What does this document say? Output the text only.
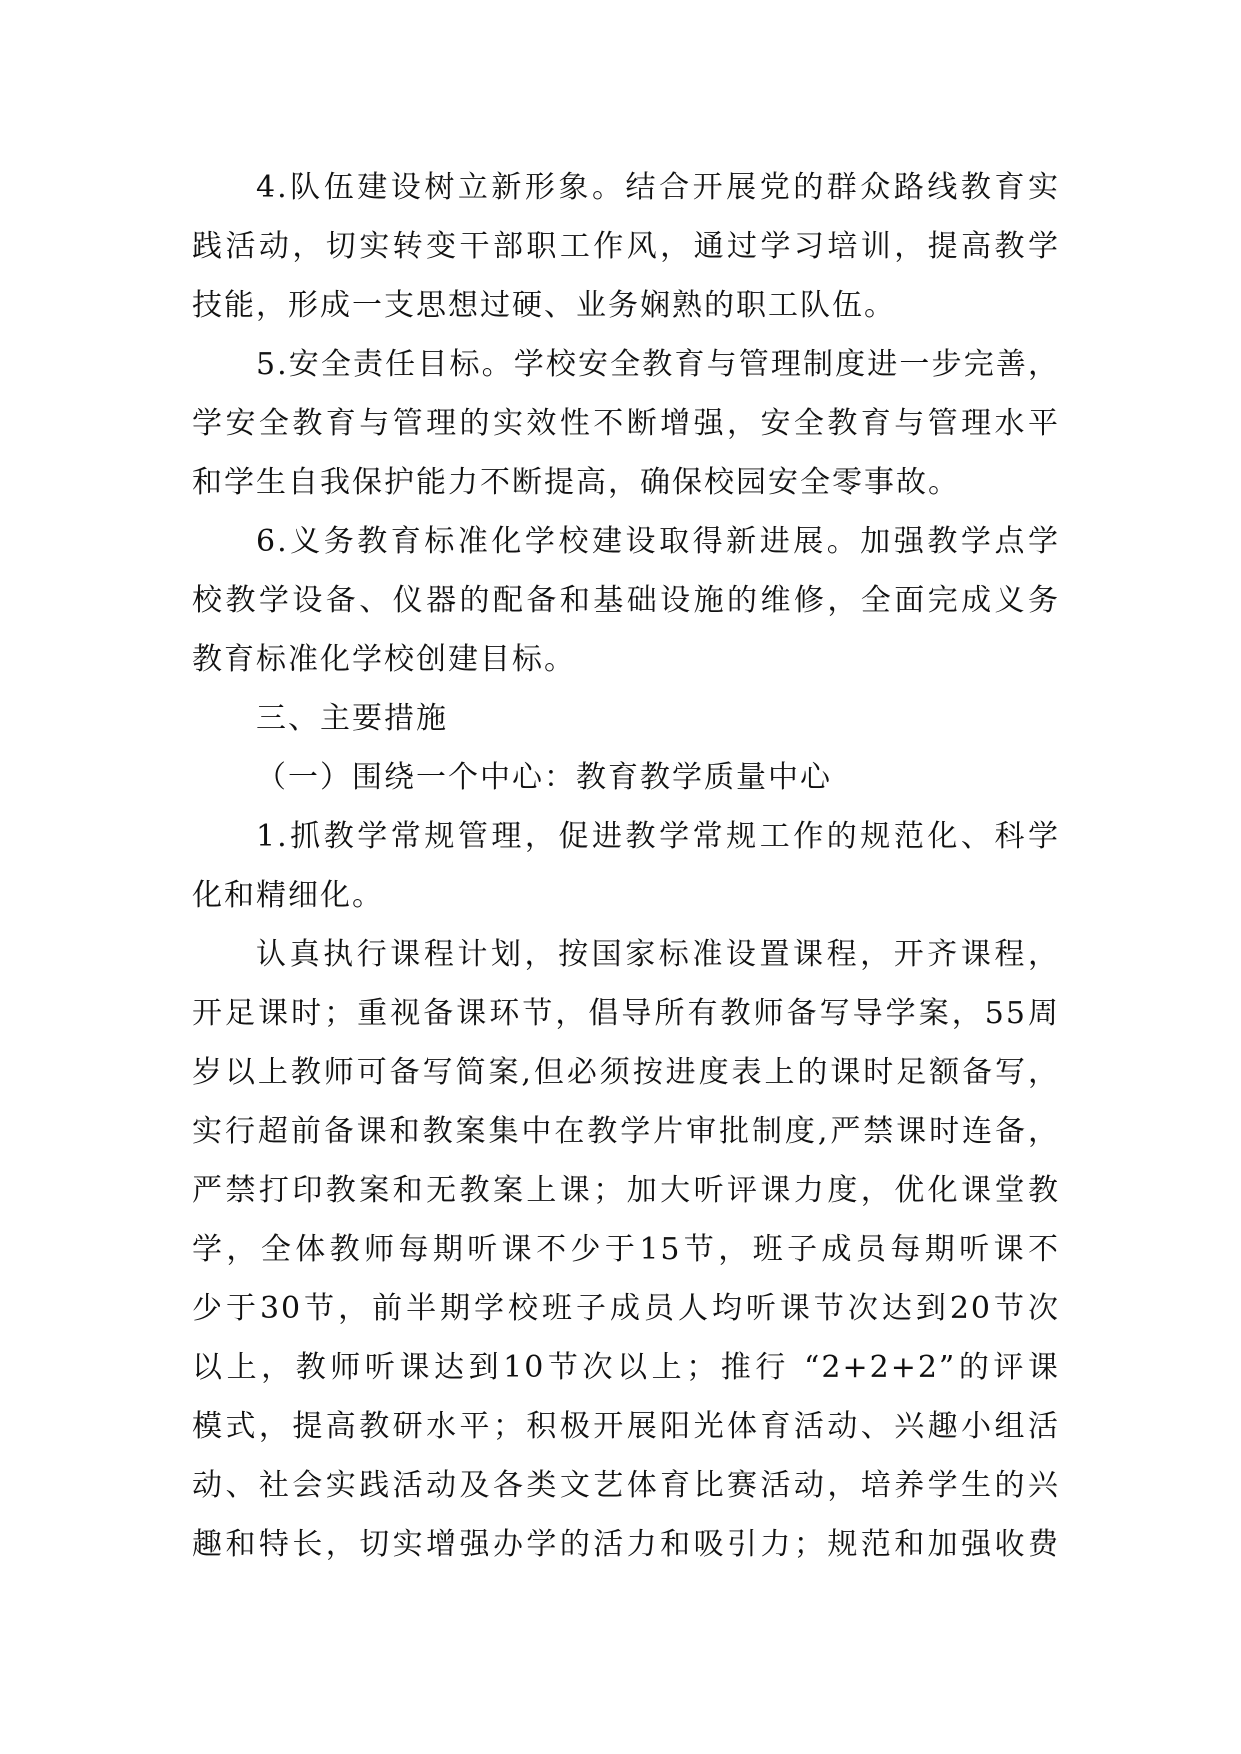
4.队伍建设树立新形象。结合开展党的群众路线教育实
践活动，切实转变干部职工作风，通过学习培训，提高教学
技能，形成一支思想过硬、业务娴熟的职工队伍。
5.安全责任目标。学校安全教育与管理制度进一步完善，
学安全教育与管理的实效性不断增强，安全教育与管理水平
和学生自我保护能力不断提高，确保校园安全零事故。
6.义务教育标准化学校建设取得新进展。加强教学点学
校教学设备、仪器的配备和基础设施的维修，全面完成义务
教育标准化学校创建目标。
三、主要措施
（一）围绕一个中心：教育教学质量中心
1.抓教学常规管理，促进教学常规工作的规范化、科学
化和精细化。
认真执行课程计划，按国家标准设置课程，开齐课程，
开足课时；重视备课环节，倡导所有教师备写导学案，55周
岁以上教师可备写简案,但必须按进度表上的课时足额备写，
实行超前备课和教案集中在教学片审批制度,严禁课时连备，
严禁打印教案和无教案上课；加大听评课力度，优化课堂教
学，全体教师每期听课不少于15节，班子成员每期听课不
少于30节，前半期学校班子成员人均听课节次达到20节次
以上，教师听课达到10节次以上；推行 “2+2+2”的评课
模式，提高教研水平；积极开展阳光体育活动、兴趣小组活
动、社会实践活动及各类文艺体育比赛活动，培养学生的兴
趣和特长，切实增强办学的活力和吸引力；规范和加强收费
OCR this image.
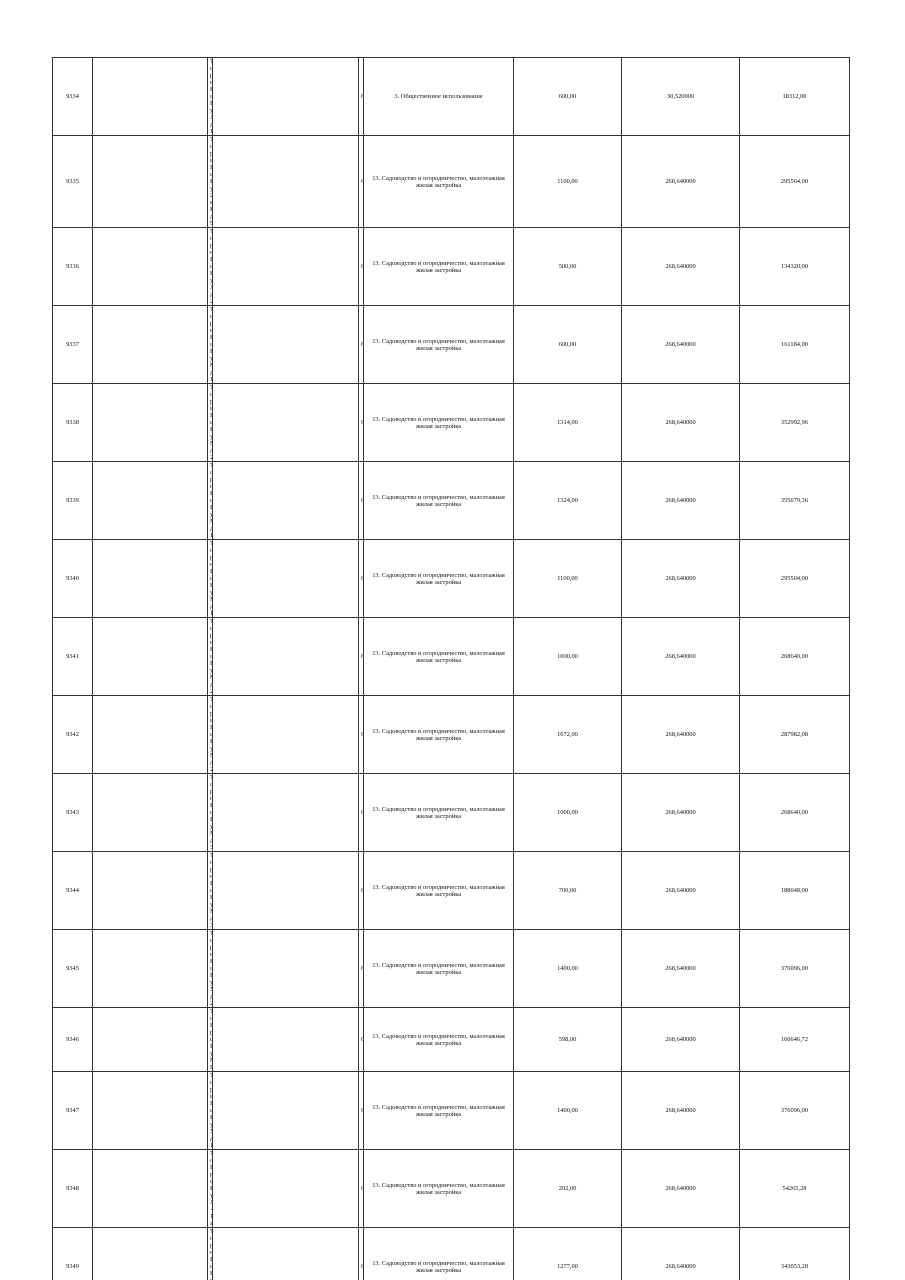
9334					3. Общественное использование	600,00	30,520000	18312,00
9335					13. Садоводство и огородничество, малоэтажная жилая застройка	1100,00	268,640000	295504,00
9336					13. Садоводство и огородничество, малоэтажная жилая застройка	500,00	268,640000	134320,00
9337					13. Садоводство и огородничество, малоэтажная жилая застройка	600,00	268,640000	161184,00
9338					13. Садоводство и огородничество, малоэтажная жилая застройка	1314,00	268,640000	352992,96
9339					13. Садоводство и огородничество, малоэтажная жилая застройка	1324,00	268,640000	355679,36
9340					13. Садоводство и огородничество, малоэтажная жилая застройка	1100,00	268,640000	295504,00
9341					13. Садоводство и огородничество, малоэтажная жилая застройка	1000,00	268,640000	268640,00
9342					13. Садоводство и огородничество, малоэтажная жилая застройка	1072,00	268,640000	287982,08
9343					13. Садоводство и огородничество, малоэтажная жилая застройка	1000,00	268,640000	268640,00
9344					13. Садоводство и огородничество, малоэтажная жилая застройка	700,00	268,640000	188048,00
9345					13. Садоводство и огородничество, малоэтажная жилая застройка	1400,00	268,640000	376096,00
9346					13. Садоводство и огородничество, малоэтажная жилая застройка	598,00	268,640000	160646,72
9347					13. Садоводство и огородничество, малоэтажная жилая застройка	1400,00	268,640000	376096,00
9348		-			13. Садоводство и огородничество, малоэтажная жилая застройка	202,00	268,640000	54265,28
9349					13. Садоводство и огородничество, малоэтажная жилая застройка	1277,00	268,640000	343053,28
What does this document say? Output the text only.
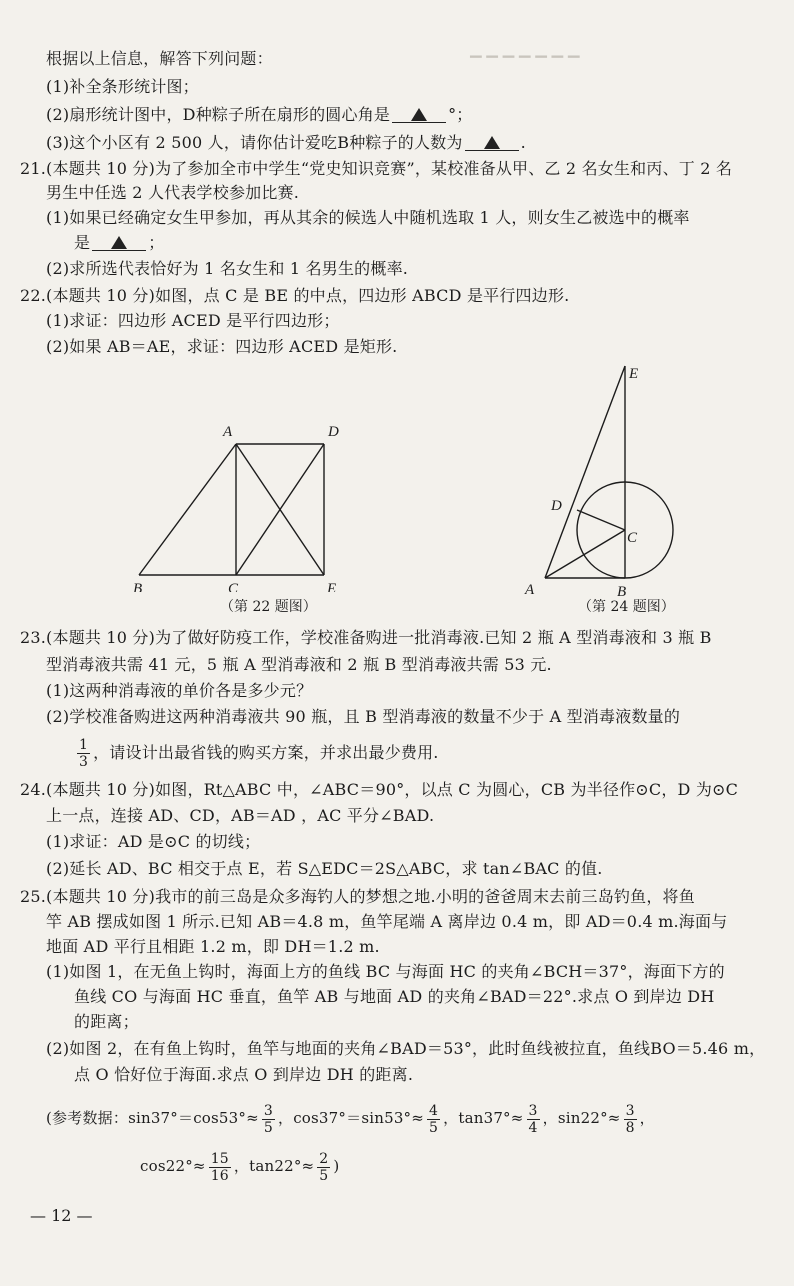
▁ ▁ ▁ ▁ ▁ ▁ ▁
根据以上信息，解答下列问题：
(1)补全条形统计图；
(2)扇形统计图中，D种粽子所在扇形的圆心角是	°；
(3)这个小区有 2 500 人，请你估计爱吃B种粽子的人数为	.
21.(本题共 10 分)为了参加全市中学生“党史知识竞赛”，某校准备从甲、乙 2 名女生和丙、丁 2 名
男生中任选 2 人代表学校参加比赛.
(1)如果已经确定女生甲参加，再从其余的候选人中随机选取 1 人，则女生乙被选中的概率
是	；
(2)求所选代表恰好为 1 名女生和 1 名男生的概率.
22.(本题共 10 分)如图，点 C 是 BE 的中点，四边形 ABCD 是平行四边形.
(1)求证：四边形 ACED 是平行四边形；
(2)如果 AB＝AE，求证：四边形 ACED 是矩形.
A	D
B	C	E
（第 22 题图）
E
D
C
A	B
（第 24 题图）
23.(本题共 10 分)为了做好防疫工作，学校准备购进一批消毒液.已知 2 瓶 A 型消毒液和 3 瓶 B
型消毒液共需 41 元，5 瓶 A 型消毒液和 2 瓶 B 型消毒液共需 53 元.
(1)这两种消毒液的单价各是多少元？
(2)学校准备购进这两种消毒液共 90 瓶，且 B 型消毒液的数量不少于 A 型消毒液数量的
$\frac{1}{3}$ ，请设计出最省钱的购买方案，并求出最少费用.
24.(本题共 10 分)如图，Rt△ABC 中，∠ABC＝90°，以点 C 为圆心，CB 为半径作⊙C，D 为⊙C
上一点，连接 AD、CD，AB＝AD ，AC 平分∠BAD.
(1)求证：AD 是⊙C 的切线；
(2)延长 AD、BC 相交于点 E，若 S△EDC＝2S△ABC，求 tan∠BAC 的值.
25.(本题共 10 分)我市的前三岛是众多海钓人的梦想之地.小明的爸爸周末去前三岛钓鱼，将鱼
竿 AB 摆成如图 1 所示.已知 AB＝4.8 m，鱼竿尾端 A 离岸边 0.4 m，即 AD＝0.4 m.海面与
地面 AD 平行且相距 1.2 m，即 DH＝1.2 m.
(1)如图 1，在无鱼上钩时，海面上方的鱼线 BC 与海面 HC 的夹角∠BCH＝37°，海面下方的
鱼线 CO 与海面 HC 垂直，鱼竿 AB 与地面 AD 的夹角∠BAD＝22°.求点 O 到岸边 DH
的距离；
(2)如图 2，在有鱼上钩时，鱼竿与地面的夹角∠BAD＝53°，此时鱼线被拉直，鱼线BO＝5.46 m，
点 O 恰好位于海面.求点 O 到岸边 DH 的距离.
(参考数据：$\sin 37^\circ=\cos 53^\circ\approx \frac{3}{5}$ ，$\cos 37^\circ=\sin 53^\circ\approx \frac{4}{5}$ ，$\tan 37^\circ\approx \frac{3}{4}$ ，$\sin 22^\circ\approx \frac{3}{8}$ ，
$\cos 22^\circ\approx \frac{15}{16}$ ，$\tan 22^\circ\approx \frac{2}{5}$ )
— 12 —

- [GIVEN PROBLEM]
Reproduce the records, all of them, word for word; omit the pictures.

- [SOLUTION FOR THIS TASK]
What does this document say? Output the text only.
4.队伍建设树立新形象。结合开展党的群众路线教育实
践活动，切实转变干部职工作风，通过学习培训，提高教学
技能，形成一支思想过硬、业务娴熟的职工队伍。
5.安全责任目标。学校安全教育与管理制度进一步完善，
学安全教育与管理的实效性不断增强，安全教育与管理水平
和学生自我保护能力不断提高，确保校园安全零事故。
6.义务教育标准化学校建设取得新进展。加强教学点学
校教学设备、仪器的配备和基础设施的维修，全面完成义务
教育标准化学校创建目标。
三、主要措施
（一）围绕一个中心：教育教学质量中心
1.抓教学常规管理，促进教学常规工作的规范化、科学
化和精细化。
认真执行课程计划，按国家标准设置课程，开齐课程，
开足课时；重视备课环节，倡导所有教师备写导学案，55周
岁以上教师可备写简案,但必须按进度表上的课时足额备写，
实行超前备课和教案集中在教学片审批制度,严禁课时连备，
严禁打印教案和无教案上课；加大听评课力度，优化课堂教
学，全体教师每期听课不少于15节，班子成员每期听课不
少于30节，前半期学校班子成员人均听课节次达到20节次
以上，教师听课达到10节次以上；推行 “2+2+2”的评课
模式，提高教研水平；积极开展阳光体育活动、兴趣小组活
动、社会实践活动及各类文艺体育比赛活动，培养学生的兴
趣和特长，切实增强办学的活力和吸引力；规范和加强收费
OCR this image.
9334					3. Общественное использование	600,00	30,520000	18312,00
9335					13. Садоводство и огородничество, малоэтажная жилая застройка	1100,00	268,640000	295504,00
9336					13. Садоводство и огородничество, малоэтажная жилая застройка	500,00	268,640000	134320,00
9337					13. Садоводство и огородничество, малоэтажная жилая застройка	600,00	268,640000	161184,00
9338					13. Садоводство и огородничество, малоэтажная жилая застройка	1314,00	268,640000	352992,96
9339					13. Садоводство и огородничество, малоэтажная жилая застройка	1324,00	268,640000	355679,36
9340					13. Садоводство и огородничество, малоэтажная жилая застройка	1100,00	268,640000	295504,00
9341					13. Садоводство и огородничество, малоэтажная жилая застройка	1000,00	268,640000	268640,00
9342					13. Садоводство и огородничество, малоэтажная жилая застройка	1072,00	268,640000	287982,08
9343					13. Садоводство и огородничество, малоэтажная жилая застройка	1000,00	268,640000	268640,00
9344					13. Садоводство и огородничество, малоэтажная жилая застройка	700,00	268,640000	188048,00
9345					13. Садоводство и огородничество, малоэтажная жилая застройка	1400,00	268,640000	376096,00
9346					13. Садоводство и огородничество, малоэтажная жилая застройка	598,00	268,640000	160646,72
9347					13. Садоводство и огородничество, малоэтажная жилая застройка	1400,00	268,640000	376096,00
9348		-			13. Садоводство и огородничество, малоэтажная жилая застройка	202,00	268,640000	54265,28
9349					13. Садоводство и огородничество, малоэтажная жилая застройка	1277,00	268,640000	343053,28
What does this document say? Output the text only.
▁ ▁ ▁ ▁ ▁ ▁ ▁
根据以上信息，解答下列问题：
(1)补全条形统计图；
(2)扇形统计图中，D种粽子所在扇形的圆心角是	°；
(3)这个小区有 2 500 人，请你估计爱吃B种粽子的人数为	.
21.(本题共 10 分)为了参加全市中学生“党史知识竞赛”，某校准备从甲、乙 2 名女生和丙、丁 2 名
男生中任选 2 人代表学校参加比赛.
(1)如果已经确定女生甲参加，再从其余的候选人中随机选取 1 人，则女生乙被选中的概率
是	；
(2)求所选代表恰好为 1 名女生和 1 名男生的概率.
22.(本题共 10 分)如图，点 C 是 BE 的中点，四边形 ABCD 是平行四边形.
(1)求证：四边形 ACED 是平行四边形；
(2)如果 AB＝AE，求证：四边形 ACED 是矩形.
A	D
B	C	E
（第 22 题图）
E
D
C
A	B
（第 24 题图）
23.(本题共 10 分)为了做好防疫工作，学校准备购进一批消毒液.已知 2 瓶 A 型消毒液和 3 瓶 B
型消毒液共需 41 元，5 瓶 A 型消毒液和 2 瓶 B 型消毒液共需 53 元.
(1)这两种消毒液的单价各是多少元？
(2)学校准备购进这两种消毒液共 90 瓶，且 B 型消毒液的数量不少于 A 型消毒液数量的
$\frac{1}{3}$ ，请设计出最省钱的购买方案，并求出最少费用.
24.(本题共 10 分)如图，Rt△ABC 中，∠ABC＝90°，以点 C 为圆心，CB 为半径作⊙C，D 为⊙C
上一点，连接 AD、CD，AB＝AD ，AC 平分∠BAD.
(1)求证：AD 是⊙C 的切线；
(2)延长 AD、BC 相交于点 E，若 S△EDC＝2S△ABC，求 tan∠BAC 的值.
25.(本题共 10 分)我市的前三岛是众多海钓人的梦想之地.小明的爸爸周末去前三岛钓鱼，将鱼
竿 AB 摆成如图 1 所示.已知 AB＝4.8 m，鱼竿尾端 A 离岸边 0.4 m，即 AD＝0.4 m.海面与
地面 AD 平行且相距 1.2 m，即 DH＝1.2 m.
(1)如图 1，在无鱼上钩时，海面上方的鱼线 BC 与海面 HC 的夹角∠BCH＝37°，海面下方的
鱼线 CO 与海面 HC 垂直，鱼竿 AB 与地面 AD 的夹角∠BAD＝22°.求点 O 到岸边 DH
的距离；
(2)如图 2，在有鱼上钩时，鱼竿与地面的夹角∠BAD＝53°，此时鱼线被拉直，鱼线BO＝5.46 m，
点 O 恰好位于海面.求点 O 到岸边 DH 的距离.
(参考数据：$\sin 37^\circ=\cos 53^\circ\approx \frac{3}{5}$ ，$\cos 37^\circ=\sin 53^\circ\approx \frac{4}{5}$ ，$\tan 37^\circ\approx \frac{3}{4}$ ，$\sin 22^\circ\approx \frac{3}{8}$ ，
$\cos 22^\circ\approx \frac{15}{16}$ ，$\tan 22^\circ\approx \frac{2}{5}$ )
— 12 —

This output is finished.